### Exercise aim:
Locate each line containing the string "screenshot" and copy it out.

+++ Exercise material

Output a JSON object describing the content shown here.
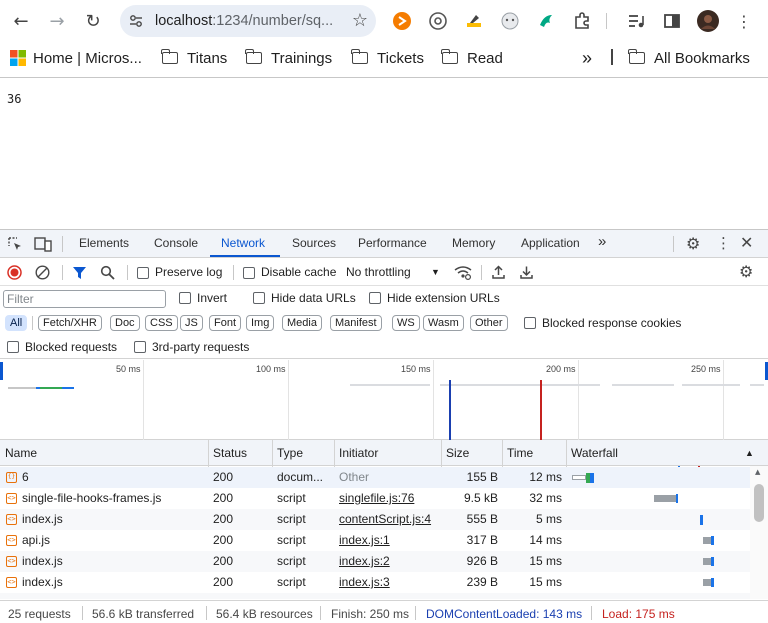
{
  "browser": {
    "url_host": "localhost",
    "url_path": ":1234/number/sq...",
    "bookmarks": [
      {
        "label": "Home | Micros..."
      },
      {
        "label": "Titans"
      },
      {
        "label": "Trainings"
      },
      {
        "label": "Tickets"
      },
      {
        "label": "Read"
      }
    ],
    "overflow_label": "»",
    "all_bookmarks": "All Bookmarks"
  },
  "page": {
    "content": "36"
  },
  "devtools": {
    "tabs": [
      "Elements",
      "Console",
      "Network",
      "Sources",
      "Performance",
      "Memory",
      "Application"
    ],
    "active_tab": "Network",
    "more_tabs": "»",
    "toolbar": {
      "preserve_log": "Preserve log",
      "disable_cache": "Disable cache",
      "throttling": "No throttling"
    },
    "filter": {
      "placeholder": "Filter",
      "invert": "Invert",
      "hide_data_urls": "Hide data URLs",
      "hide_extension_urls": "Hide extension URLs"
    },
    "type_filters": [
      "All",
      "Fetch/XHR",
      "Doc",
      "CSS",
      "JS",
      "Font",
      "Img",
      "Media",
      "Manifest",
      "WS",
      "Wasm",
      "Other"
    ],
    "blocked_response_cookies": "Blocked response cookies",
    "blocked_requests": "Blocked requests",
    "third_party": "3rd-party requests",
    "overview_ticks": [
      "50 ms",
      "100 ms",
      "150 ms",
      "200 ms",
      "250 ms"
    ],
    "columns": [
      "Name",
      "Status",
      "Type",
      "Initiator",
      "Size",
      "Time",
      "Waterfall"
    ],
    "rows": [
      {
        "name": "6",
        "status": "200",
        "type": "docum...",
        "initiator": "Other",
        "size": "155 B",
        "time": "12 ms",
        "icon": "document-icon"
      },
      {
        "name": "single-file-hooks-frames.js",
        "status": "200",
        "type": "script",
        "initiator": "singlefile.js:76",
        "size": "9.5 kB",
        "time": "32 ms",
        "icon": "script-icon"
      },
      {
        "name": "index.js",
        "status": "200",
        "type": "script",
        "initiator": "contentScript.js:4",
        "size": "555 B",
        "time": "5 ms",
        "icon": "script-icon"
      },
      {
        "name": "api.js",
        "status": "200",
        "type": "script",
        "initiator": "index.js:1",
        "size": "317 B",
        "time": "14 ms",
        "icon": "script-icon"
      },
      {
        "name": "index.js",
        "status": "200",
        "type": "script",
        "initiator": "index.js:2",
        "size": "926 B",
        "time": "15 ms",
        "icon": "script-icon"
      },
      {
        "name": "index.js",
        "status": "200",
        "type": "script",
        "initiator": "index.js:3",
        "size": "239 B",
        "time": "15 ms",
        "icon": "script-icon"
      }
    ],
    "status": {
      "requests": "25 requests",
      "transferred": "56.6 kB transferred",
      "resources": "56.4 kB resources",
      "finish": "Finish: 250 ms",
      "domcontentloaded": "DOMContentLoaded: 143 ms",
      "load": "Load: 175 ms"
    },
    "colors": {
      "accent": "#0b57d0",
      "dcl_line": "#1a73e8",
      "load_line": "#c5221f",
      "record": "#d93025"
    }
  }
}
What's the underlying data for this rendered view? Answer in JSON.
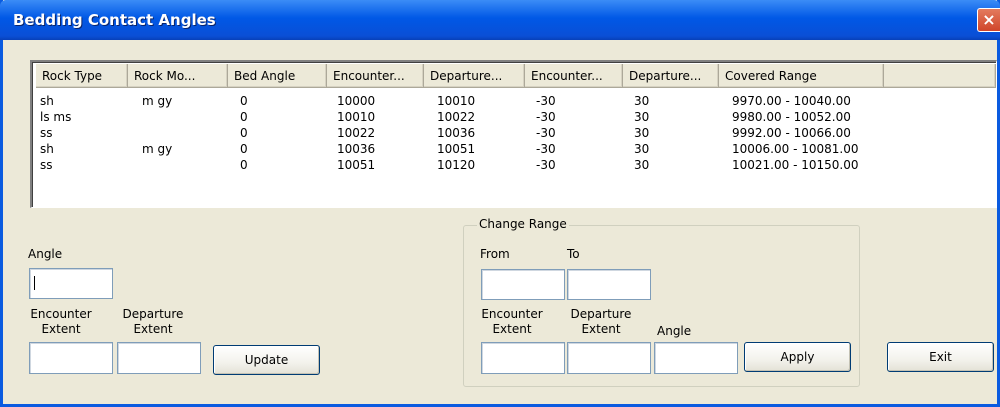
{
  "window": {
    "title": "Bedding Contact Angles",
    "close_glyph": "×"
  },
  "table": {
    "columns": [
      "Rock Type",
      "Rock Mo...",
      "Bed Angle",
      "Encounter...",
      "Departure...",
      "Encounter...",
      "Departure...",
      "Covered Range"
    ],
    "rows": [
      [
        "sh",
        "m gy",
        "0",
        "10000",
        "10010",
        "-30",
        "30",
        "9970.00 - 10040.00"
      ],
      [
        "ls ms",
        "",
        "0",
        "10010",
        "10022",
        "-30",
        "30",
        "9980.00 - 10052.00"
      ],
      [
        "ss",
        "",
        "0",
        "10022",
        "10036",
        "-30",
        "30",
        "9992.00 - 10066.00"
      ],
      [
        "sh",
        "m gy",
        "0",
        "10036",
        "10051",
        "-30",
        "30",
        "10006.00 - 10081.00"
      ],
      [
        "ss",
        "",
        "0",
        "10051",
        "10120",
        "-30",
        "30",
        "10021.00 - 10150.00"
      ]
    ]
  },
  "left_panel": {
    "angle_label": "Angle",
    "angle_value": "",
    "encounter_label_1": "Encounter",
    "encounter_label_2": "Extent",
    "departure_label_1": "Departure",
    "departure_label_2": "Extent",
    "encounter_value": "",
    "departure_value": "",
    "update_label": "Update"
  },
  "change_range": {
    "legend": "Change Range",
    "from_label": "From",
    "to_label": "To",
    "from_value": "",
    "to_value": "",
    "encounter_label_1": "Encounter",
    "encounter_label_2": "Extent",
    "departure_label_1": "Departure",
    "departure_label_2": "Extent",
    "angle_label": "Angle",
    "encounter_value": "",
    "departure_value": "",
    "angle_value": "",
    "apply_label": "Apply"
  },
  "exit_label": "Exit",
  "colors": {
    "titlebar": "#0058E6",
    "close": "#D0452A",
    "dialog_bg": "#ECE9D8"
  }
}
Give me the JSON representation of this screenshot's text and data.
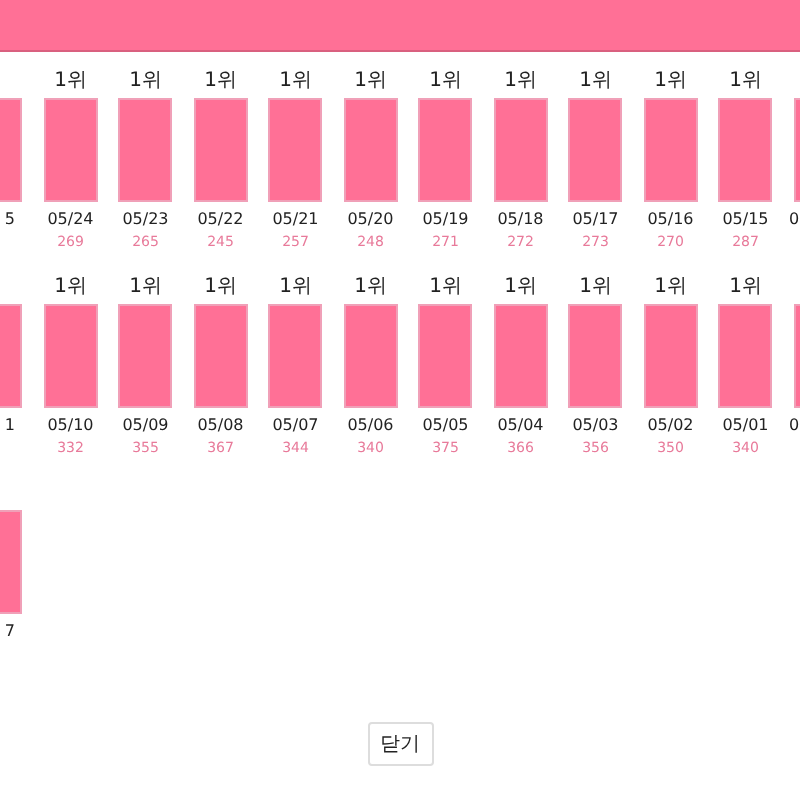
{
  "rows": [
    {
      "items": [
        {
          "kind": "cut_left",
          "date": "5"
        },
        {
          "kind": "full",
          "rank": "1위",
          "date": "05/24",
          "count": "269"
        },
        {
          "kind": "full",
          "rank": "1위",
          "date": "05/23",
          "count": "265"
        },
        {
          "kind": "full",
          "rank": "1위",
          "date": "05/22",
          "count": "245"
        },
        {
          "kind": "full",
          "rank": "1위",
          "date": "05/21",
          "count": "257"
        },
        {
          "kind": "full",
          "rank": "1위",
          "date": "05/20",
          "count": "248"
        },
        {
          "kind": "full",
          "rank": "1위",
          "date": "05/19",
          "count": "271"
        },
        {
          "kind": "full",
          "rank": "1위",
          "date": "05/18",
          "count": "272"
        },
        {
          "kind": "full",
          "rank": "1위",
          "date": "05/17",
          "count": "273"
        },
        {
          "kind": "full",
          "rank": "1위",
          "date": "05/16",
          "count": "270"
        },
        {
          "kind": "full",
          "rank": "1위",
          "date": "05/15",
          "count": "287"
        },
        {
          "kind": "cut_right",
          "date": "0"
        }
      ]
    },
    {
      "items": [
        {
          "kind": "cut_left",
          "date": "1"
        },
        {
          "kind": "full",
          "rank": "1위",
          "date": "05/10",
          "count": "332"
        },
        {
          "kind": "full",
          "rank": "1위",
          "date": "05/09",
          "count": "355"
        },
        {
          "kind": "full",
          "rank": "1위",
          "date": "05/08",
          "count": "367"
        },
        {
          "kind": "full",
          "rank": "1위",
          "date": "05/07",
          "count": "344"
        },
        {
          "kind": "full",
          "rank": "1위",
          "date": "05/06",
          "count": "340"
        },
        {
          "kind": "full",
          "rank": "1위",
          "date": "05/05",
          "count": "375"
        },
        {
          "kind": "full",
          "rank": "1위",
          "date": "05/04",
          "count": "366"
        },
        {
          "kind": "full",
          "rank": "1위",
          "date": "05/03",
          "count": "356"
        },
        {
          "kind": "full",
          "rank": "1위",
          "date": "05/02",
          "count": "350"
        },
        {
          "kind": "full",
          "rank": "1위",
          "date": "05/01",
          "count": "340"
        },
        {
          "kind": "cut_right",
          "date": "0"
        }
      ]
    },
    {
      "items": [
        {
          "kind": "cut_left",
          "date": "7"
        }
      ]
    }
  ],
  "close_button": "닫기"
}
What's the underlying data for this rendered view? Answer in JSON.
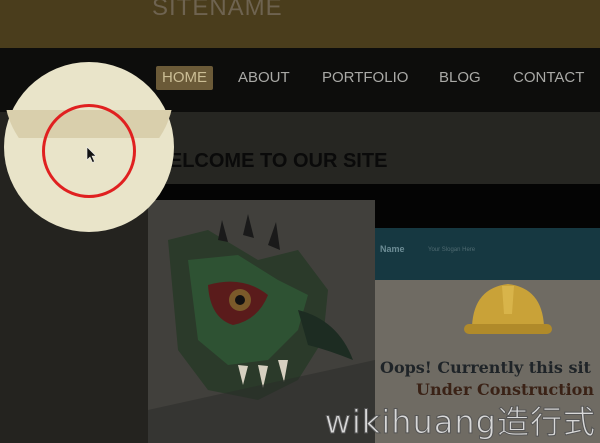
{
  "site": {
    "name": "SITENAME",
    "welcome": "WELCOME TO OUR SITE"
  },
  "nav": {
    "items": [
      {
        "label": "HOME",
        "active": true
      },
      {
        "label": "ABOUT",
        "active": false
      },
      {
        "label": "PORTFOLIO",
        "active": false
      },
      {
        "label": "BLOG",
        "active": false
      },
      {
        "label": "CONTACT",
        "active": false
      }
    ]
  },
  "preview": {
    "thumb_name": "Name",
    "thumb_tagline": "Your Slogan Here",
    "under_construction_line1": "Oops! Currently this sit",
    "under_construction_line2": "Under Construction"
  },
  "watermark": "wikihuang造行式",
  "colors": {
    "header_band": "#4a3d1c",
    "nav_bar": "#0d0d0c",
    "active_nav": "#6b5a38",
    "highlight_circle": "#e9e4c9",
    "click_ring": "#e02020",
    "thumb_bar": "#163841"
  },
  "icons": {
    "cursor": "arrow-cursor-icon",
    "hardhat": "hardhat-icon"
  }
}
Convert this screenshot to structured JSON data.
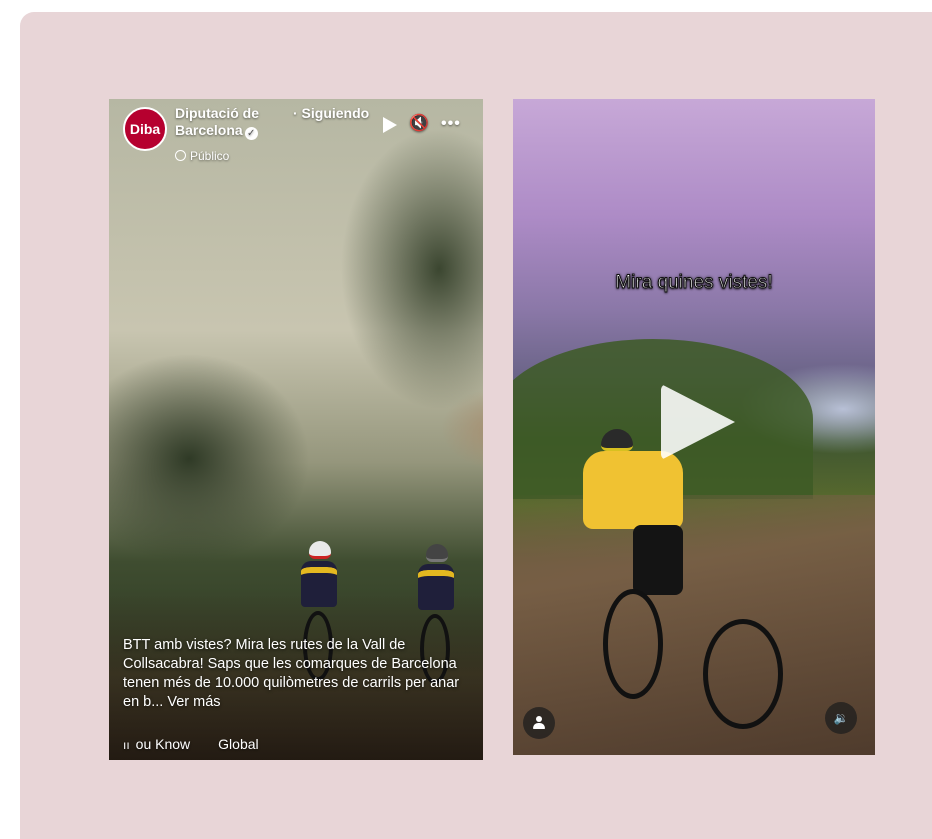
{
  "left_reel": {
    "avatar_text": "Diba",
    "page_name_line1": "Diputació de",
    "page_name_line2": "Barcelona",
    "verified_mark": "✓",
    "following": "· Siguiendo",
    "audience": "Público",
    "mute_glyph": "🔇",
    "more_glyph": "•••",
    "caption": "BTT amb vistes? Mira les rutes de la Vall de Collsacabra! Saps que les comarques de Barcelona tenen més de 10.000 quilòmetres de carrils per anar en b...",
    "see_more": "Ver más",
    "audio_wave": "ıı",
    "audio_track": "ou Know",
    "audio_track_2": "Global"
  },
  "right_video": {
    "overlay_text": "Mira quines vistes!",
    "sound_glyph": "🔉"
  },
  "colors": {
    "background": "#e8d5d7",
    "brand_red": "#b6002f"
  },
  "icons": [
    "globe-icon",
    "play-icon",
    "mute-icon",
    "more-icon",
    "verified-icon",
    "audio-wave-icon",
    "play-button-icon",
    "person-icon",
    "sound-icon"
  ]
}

++++++

### Solution for this exercise:
Give me the JSON representation of this screenshot's text and data.
Convert this screenshot to structured JSON data.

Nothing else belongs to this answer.